**Records for this exercise**:
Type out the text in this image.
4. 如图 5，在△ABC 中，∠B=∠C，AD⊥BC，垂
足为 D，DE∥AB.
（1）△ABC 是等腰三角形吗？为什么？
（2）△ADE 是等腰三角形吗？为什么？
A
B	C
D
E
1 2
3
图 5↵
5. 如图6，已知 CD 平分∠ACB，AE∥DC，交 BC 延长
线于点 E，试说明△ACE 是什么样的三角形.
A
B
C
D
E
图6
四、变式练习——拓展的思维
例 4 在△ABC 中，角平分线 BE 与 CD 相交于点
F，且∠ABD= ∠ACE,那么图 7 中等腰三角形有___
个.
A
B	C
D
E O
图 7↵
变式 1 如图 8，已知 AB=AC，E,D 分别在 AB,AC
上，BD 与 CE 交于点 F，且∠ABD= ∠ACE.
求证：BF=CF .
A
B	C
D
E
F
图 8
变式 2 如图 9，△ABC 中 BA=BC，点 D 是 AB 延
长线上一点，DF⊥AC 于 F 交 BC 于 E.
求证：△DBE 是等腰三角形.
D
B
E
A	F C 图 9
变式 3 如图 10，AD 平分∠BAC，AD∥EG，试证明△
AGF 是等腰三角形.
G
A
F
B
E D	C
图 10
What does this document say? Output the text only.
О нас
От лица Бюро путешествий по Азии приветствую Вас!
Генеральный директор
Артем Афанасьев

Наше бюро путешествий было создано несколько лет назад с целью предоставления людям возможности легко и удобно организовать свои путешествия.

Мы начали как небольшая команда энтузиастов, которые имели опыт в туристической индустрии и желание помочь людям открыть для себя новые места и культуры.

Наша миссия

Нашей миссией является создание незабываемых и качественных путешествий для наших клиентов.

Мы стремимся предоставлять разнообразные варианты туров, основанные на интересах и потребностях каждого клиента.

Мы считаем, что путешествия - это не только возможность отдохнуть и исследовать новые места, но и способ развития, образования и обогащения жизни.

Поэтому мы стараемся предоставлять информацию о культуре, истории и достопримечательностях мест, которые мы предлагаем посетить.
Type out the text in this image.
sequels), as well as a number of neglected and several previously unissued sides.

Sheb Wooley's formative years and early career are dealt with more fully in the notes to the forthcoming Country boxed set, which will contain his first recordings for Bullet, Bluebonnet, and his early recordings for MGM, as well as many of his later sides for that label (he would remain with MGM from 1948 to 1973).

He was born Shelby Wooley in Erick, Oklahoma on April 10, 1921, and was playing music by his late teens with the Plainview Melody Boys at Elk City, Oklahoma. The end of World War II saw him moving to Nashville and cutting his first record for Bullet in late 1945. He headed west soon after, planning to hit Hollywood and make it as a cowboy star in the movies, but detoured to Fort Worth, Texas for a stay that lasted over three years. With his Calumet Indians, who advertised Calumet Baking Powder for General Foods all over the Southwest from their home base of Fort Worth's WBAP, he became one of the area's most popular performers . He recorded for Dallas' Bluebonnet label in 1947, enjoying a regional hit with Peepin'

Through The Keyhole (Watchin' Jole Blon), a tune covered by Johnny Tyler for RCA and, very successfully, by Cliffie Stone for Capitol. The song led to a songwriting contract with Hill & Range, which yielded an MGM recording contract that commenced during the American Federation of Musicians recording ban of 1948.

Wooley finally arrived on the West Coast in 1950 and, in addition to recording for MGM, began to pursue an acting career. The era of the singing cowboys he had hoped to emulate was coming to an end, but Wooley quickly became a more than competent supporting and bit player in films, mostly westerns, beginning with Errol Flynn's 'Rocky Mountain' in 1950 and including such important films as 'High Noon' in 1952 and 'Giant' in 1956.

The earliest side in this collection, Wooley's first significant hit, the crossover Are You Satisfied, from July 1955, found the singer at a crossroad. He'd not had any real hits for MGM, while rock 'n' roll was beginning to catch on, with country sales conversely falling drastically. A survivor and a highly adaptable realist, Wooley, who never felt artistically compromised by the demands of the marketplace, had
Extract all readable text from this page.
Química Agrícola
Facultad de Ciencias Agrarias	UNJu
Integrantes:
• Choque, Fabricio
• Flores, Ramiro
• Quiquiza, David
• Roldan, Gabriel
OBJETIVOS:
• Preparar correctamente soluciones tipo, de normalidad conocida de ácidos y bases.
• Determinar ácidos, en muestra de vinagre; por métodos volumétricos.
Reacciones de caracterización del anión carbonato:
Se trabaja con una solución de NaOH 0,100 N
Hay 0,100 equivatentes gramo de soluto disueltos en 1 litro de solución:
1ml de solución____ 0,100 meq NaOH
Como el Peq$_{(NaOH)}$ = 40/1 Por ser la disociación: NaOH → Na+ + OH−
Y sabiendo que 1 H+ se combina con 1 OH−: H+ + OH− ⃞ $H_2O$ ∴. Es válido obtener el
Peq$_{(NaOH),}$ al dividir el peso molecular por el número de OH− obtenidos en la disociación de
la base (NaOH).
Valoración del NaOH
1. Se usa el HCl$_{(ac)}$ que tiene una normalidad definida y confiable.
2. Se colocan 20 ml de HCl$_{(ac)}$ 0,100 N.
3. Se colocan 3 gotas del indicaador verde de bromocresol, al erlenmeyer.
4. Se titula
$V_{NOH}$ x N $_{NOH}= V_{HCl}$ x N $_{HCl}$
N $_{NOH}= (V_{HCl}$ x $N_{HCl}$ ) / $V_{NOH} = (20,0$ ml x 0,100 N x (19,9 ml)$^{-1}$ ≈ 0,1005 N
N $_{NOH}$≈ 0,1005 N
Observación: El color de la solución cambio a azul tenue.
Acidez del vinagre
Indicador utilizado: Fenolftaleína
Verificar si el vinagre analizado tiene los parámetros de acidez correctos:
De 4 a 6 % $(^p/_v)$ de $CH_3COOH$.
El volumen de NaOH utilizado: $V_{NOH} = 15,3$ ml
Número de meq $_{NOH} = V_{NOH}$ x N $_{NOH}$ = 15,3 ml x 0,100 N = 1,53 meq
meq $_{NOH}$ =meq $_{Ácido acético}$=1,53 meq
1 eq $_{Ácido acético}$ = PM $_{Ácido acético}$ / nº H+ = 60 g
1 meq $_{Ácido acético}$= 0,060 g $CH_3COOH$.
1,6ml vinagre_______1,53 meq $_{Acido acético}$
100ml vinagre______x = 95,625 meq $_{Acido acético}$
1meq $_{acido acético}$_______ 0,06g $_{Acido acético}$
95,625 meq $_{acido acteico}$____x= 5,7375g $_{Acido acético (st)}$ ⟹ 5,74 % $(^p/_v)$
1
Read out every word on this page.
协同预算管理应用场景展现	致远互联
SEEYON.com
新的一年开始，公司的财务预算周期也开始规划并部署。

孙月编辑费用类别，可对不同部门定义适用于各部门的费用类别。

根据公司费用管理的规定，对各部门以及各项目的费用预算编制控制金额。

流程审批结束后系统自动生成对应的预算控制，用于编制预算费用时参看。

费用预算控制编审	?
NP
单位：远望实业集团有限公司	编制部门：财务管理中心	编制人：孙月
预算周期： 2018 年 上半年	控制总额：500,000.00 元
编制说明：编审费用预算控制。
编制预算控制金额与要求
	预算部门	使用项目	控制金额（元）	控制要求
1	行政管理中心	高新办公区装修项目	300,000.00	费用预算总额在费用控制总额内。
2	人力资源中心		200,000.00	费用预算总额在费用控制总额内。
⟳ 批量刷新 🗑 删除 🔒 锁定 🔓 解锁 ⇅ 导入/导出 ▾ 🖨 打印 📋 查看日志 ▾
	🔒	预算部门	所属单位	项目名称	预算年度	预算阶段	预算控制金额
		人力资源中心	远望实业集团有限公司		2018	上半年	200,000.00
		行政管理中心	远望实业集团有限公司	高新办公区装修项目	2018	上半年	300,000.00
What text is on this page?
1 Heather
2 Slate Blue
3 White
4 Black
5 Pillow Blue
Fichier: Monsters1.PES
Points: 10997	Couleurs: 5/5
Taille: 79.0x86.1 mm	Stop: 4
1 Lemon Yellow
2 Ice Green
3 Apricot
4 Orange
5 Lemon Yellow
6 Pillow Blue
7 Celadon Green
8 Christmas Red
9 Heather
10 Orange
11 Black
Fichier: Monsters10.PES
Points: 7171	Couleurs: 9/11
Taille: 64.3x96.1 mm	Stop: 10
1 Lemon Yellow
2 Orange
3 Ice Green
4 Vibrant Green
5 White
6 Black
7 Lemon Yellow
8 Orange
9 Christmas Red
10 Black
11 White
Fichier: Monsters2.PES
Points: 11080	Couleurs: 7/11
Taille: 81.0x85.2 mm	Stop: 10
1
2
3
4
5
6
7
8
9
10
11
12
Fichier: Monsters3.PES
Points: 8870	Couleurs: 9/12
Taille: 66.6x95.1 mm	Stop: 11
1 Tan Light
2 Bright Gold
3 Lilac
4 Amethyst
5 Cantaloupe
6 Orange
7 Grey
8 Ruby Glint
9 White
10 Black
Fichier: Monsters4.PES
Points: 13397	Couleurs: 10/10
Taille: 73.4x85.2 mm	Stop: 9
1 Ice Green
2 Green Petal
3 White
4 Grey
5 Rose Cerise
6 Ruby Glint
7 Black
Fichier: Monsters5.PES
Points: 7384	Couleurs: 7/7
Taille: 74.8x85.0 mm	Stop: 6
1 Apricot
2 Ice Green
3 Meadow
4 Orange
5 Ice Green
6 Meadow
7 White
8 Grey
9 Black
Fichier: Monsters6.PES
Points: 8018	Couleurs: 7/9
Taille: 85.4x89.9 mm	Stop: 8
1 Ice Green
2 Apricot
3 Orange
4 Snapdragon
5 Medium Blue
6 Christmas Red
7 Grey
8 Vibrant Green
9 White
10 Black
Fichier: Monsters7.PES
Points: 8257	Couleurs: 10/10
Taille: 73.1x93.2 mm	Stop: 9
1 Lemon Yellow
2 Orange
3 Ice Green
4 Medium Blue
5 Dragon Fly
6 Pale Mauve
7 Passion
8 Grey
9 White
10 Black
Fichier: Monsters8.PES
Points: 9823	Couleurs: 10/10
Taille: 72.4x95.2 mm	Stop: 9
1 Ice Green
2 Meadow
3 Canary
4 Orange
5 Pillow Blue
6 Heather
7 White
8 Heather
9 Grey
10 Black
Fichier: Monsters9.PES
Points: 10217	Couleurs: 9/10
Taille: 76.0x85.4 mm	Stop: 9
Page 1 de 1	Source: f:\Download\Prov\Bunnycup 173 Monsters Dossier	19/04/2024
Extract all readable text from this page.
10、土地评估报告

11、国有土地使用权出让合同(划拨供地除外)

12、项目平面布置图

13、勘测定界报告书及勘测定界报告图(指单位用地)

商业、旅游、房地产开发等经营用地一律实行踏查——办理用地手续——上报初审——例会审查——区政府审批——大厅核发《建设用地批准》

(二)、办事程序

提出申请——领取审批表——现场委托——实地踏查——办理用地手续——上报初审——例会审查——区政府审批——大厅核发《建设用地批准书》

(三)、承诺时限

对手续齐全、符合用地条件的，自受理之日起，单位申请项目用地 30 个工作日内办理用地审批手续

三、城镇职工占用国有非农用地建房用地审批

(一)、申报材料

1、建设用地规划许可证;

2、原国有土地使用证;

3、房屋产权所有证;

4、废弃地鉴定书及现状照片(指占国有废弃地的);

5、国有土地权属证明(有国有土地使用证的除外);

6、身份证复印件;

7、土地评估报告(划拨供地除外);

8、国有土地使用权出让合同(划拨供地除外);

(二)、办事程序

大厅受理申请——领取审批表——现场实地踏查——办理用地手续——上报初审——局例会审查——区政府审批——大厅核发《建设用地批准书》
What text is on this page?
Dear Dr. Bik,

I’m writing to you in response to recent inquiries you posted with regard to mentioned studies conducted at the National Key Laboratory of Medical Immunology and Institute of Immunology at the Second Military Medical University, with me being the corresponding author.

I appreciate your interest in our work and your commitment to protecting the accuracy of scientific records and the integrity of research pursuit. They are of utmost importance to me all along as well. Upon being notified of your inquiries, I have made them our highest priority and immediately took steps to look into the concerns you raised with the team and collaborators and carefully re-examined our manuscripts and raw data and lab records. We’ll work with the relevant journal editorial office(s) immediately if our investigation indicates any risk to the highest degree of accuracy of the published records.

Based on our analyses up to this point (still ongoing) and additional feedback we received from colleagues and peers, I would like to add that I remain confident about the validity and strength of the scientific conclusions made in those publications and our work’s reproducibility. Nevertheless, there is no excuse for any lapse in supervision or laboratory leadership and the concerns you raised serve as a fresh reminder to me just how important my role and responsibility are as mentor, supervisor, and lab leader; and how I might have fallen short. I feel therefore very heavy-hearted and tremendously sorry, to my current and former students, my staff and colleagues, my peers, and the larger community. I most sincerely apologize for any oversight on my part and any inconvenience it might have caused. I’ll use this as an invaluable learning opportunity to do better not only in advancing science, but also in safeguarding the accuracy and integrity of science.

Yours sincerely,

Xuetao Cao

**Objective**: Extract, from the listing above, every line where the string "новые" occurs.

**Solved exercise**:
Мы начали как небольшая команда энтузиастов, которые имели опыт в туристической индустрии и желание помочь людям открыть для себя новые места и культуры.
Мы считаем, что путешествия - это не только возможность отдохнуть и исследовать новые места, но и способ развития, образования и обогащения жизни.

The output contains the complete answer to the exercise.